Request: Write the records below out in full, character for character, with no pictures.

Items:
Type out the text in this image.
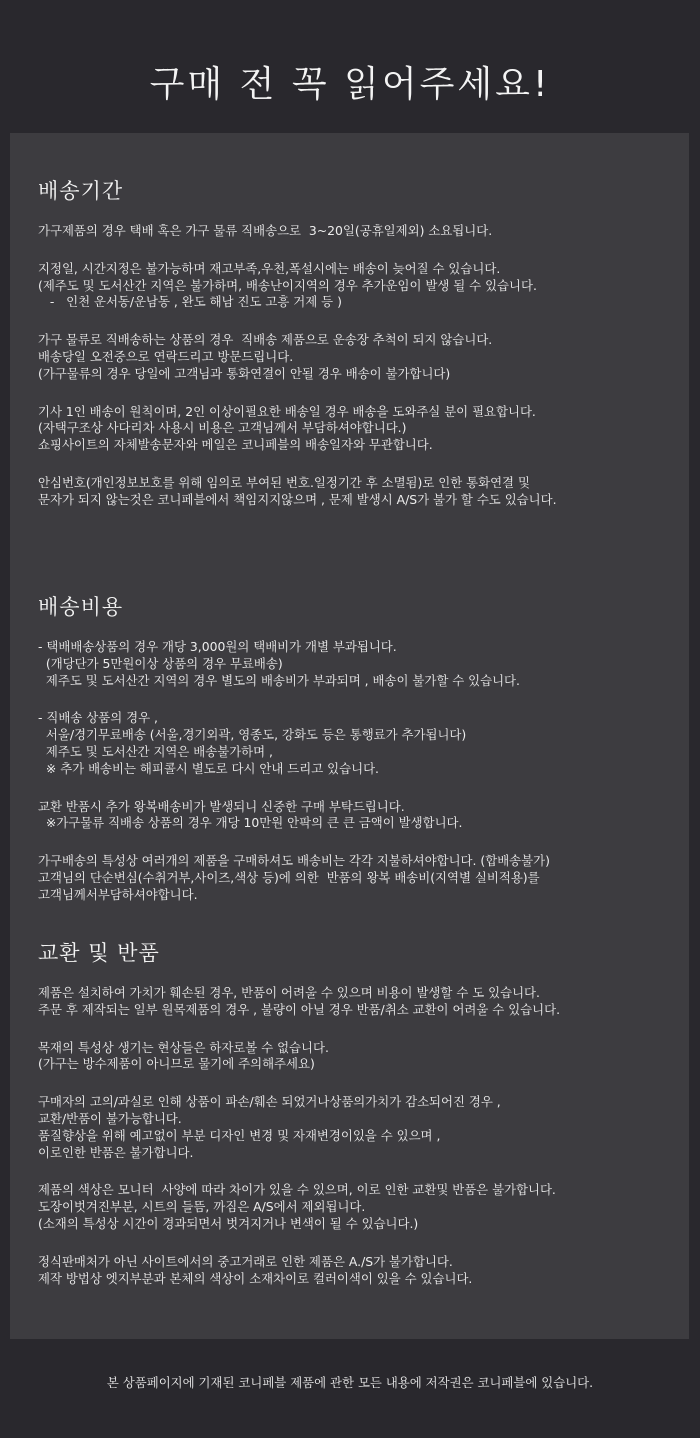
구매 전 꼭 읽어주세요!
배송기간
가구제품의 경우 택배 혹은 가구 물류 직배송으로  3~20일(공휴일제외) 소요됩니다.
지정일, 시간지정은 불가능하며 재고부족,우천,폭설시에는 배송이 늦어질 수 있습니다.
(제주도 및 도서산간 지역은 불가하며, 배송난이지역의 경우 추가운임이 발생 될 수 있습니다.
-   인천 운서동/운남동 , 완도 해남 진도 고흥 거제 등 )
가구 물류로 직배송하는 상품의 경우  직배송 제품으로 운송장 추척이 되지 않습니다.
배송당일 오전중으로 연락드리고 방문드립니다.
(가구물류의 경우 당일에 고객님과 통화연결이 안될 경우 배송이 불가합니다)
기사 1인 배송이 원칙이며, 2인 이상이필요한 배송일 경우 배송을 도와주실 분이 필요합니다.
(자택구조상 사다리차 사용시 비용은 고객님께서 부담하셔야합니다.)
쇼핑사이트의 자체발송문자와 메일은 코니페블의 배송일자와 무관합니다.
안심번호(개인정보보호를 위해 임의로 부여된 번호.일정기간 후 소멸됨)로 인한 통화연결 및
문자가 되지 않는것은 코니페블에서 책임지지않으며 , 문제 발생시 A/S가 불가 할 수도 있습니다.
배송비용
- 택배배송상품의 경우 개당 3,000원의 택배비가 개별 부과됩니다.
(개당단가 5만원이상 상품의 경우 무료배송)
제주도 및 도서산간 지역의 경우 별도의 배송비가 부과되며 , 배송이 불가할 수 있습니다.
- 직배송 상품의 경우 ,
서울/경기무료배송 (서울,경기외곽, 영종도, 강화도 등은 통행료가 추가됩니다)
제주도 및 도서산간 지역은 배송불가하며 ,
※ 추가 배송비는 해피콜시 별도로 다시 안내 드리고 있습니다.
교환 반품시 추가 왕복배송비가 발생되니 신중한 구매 부탁드립니다.
※가구물류 직배송 상품의 경우 개당 10만원 안팍의 큰 큰 금액이 발생합니다.
가구배송의 특성상 여러개의 제품을 구매하셔도 배송비는 각각 지불하셔야합니다. (합배송불가)
고객님의 단순변심(수취거부,사이즈,색상 등)에 의한  반품의 왕복 배송비(지역별 실비적용)를
고객님께서부담하셔야합니다.
교환 및 반품
제품은 설치하여 가치가 훼손된 경우, 반품이 어려울 수 있으며 비용이 발생할 수 도 있습니다.
주문 후 제작되는 일부 원목제품의 경우 , 불량이 아닐 경우 반품/취소 교환이 어려울 수 있습니다.
목재의 특성상 생기는 현상들은 하자로볼 수 없습니다.
(가구는 방수제품이 아니므로 물기에 주의해주세요)
구매자의 고의/과실로 인해 상품이 파손/훼손 되었거나상품의가치가 감소되어진 경우 ,
교환/반품이 불가능합니다.
품질향상을 위해 예고없이 부분 디자인 변경 및 자재변경이있을 수 있으며 ,
이로인한 반품은 불가합니다.
제품의 색상은 모니터  사양에 따라 차이가 있을 수 있으며, 이로 인한 교환및 반품은 불가합니다.
도장이벗겨진부분, 시트의 들뜸, 까짐은 A/S에서 제외됩니다.
(소재의 특성상 시간이 경과되면서 벗겨지거나 변색이 될 수 있습니다.)
정식판매처가 아닌 사이트에서의 중고거래로 인한 제품은 A./S가 불가합니다.
제작 방법상 엣지부분과 본체의 색상이 소재차이로 컬러이색이 있을 수 있습니다.
본 상품페이지에 기재된 코니페블 제품에 관한 모든 내용에 저작권은 코니페블에 있습니다.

Response below:
Type out the text in this image.
구매 전 꼭 읽어주세요!
배송기간
가구제품의 경우 택배 혹은 가구 물류 직배송으로  3~20일(공휴일제외) 소요됩니다.
지정일, 시간지정은 불가능하며 재고부족,우천,폭설시에는 배송이 늦어질 수 있습니다.
(제주도 및 도서산간 지역은 불가하며, 배송난이지역의 경우 추가운임이 발생 될 수 있습니다.
-   인천 운서동/운남동 , 완도 해남 진도 고흥 거제 등 )
가구 물류로 직배송하는 상품의 경우  직배송 제품으로 운송장 추척이 되지 않습니다.
배송당일 오전중으로 연락드리고 방문드립니다.
(가구물류의 경우 당일에 고객님과 통화연결이 안될 경우 배송이 불가합니다)
기사 1인 배송이 원칙이며, 2인 이상이필요한 배송일 경우 배송을 도와주실 분이 필요합니다.
(자택구조상 사다리차 사용시 비용은 고객님께서 부담하셔야합니다.)
쇼핑사이트의 자체발송문자와 메일은 코니페블의 배송일자와 무관합니다.
안심번호(개인정보보호를 위해 임의로 부여된 번호.일정기간 후 소멸됨)로 인한 통화연결 및
문자가 되지 않는것은 코니페블에서 책임지지않으며 , 문제 발생시 A/S가 불가 할 수도 있습니다.
배송비용
- 택배배송상품의 경우 개당 3,000원의 택배비가 개별 부과됩니다.
(개당단가 5만원이상 상품의 경우 무료배송)
제주도 및 도서산간 지역의 경우 별도의 배송비가 부과되며 , 배송이 불가할 수 있습니다.
- 직배송 상품의 경우 ,
서울/경기무료배송 (서울,경기외곽, 영종도, 강화도 등은 통행료가 추가됩니다)
제주도 및 도서산간 지역은 배송불가하며 ,
※ 추가 배송비는 해피콜시 별도로 다시 안내 드리고 있습니다.
교환 반품시 추가 왕복배송비가 발생되니 신중한 구매 부탁드립니다.
※가구물류 직배송 상품의 경우 개당 10만원 안팍의 큰 큰 금액이 발생합니다.
가구배송의 특성상 여러개의 제품을 구매하셔도 배송비는 각각 지불하셔야합니다. (합배송불가)
고객님의 단순변심(수취거부,사이즈,색상 등)에 의한  반품의 왕복 배송비(지역별 실비적용)를
고객님께서부담하셔야합니다.
교환 및 반품
제품은 설치하여 가치가 훼손된 경우, 반품이 어려울 수 있으며 비용이 발생할 수 도 있습니다.
주문 후 제작되는 일부 원목제품의 경우 , 불량이 아닐 경우 반품/취소 교환이 어려울 수 있습니다.
목재의 특성상 생기는 현상들은 하자로볼 수 없습니다.
(가구는 방수제품이 아니므로 물기에 주의해주세요)
구매자의 고의/과실로 인해 상품이 파손/훼손 되었거나상품의가치가 감소되어진 경우 ,
교환/반품이 불가능합니다.
품질향상을 위해 예고없이 부분 디자인 변경 및 자재변경이있을 수 있으며 ,
이로인한 반품은 불가합니다.
제품의 색상은 모니터  사양에 따라 차이가 있을 수 있으며, 이로 인한 교환및 반품은 불가합니다.
도장이벗겨진부분, 시트의 들뜸, 까짐은 A/S에서 제외됩니다.
(소재의 특성상 시간이 경과되면서 벗겨지거나 변색이 될 수 있습니다.)
정식판매처가 아닌 사이트에서의 중고거래로 인한 제품은 A./S가 불가합니다.
제작 방법상 엣지부분과 본체의 색상이 소재차이로 컬러이색이 있을 수 있습니다.
본 상품페이지에 기재된 코니페블 제품에 관한 모든 내용에 저작권은 코니페블에 있습니다.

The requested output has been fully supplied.